(WHAT THIS TASK INVOLVES):
Each record needs to be echoed exactly; can you do that?

— begin DATA ENTRIES —

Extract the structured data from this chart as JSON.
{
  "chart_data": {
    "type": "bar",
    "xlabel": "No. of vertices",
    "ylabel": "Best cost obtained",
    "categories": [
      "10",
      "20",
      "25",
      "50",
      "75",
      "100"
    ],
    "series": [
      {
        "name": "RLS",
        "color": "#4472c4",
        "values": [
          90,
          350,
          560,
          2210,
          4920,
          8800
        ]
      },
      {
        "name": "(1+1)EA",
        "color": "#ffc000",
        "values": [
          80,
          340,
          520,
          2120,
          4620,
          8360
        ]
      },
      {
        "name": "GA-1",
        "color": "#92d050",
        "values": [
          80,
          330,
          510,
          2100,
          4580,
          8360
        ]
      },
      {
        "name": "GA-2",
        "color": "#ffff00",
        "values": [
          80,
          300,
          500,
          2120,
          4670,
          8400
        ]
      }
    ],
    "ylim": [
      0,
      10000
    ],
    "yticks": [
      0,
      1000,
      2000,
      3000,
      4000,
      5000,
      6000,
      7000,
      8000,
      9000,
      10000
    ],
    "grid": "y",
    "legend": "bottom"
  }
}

— end DATA ENTRIES —

(THE COMPLETED TASK):
Extract the structured data from this chart as JSON.
{
  "chart_data": {
    "type": "bar",
    "xlabel": "No. of vertices",
    "ylabel": "Best cost obtained",
    "categories": [
      "10",
      "20",
      "25",
      "50",
      "75",
      "100"
    ],
    "series": [
      {
        "name": "RLS",
        "color": "#4472c4",
        "values": [
          90,
          350,
          560,
          2210,
          4920,
          8800
        ]
      },
      {
        "name": "(1+1)EA",
        "color": "#ffc000",
        "values": [
          80,
          340,
          520,
          2120,
          4620,
          8360
        ]
      },
      {
        "name": "GA-1",
        "color": "#92d050",
        "values": [
          80,
          330,
          510,
          2100,
          4580,
          8360
        ]
      },
      {
        "name": "GA-2",
        "color": "#ffff00",
        "values": [
          80,
          300,
          500,
          2120,
          4670,
          8400
        ]
      }
    ],
    "ylim": [
      0,
      10000
    ],
    "yticks": [
      0,
      1000,
      2000,
      3000,
      4000,
      5000,
      6000,
      7000,
      8000,
      9000,
      10000
    ],
    "grid": "y",
    "legend": "bottom"
  }
}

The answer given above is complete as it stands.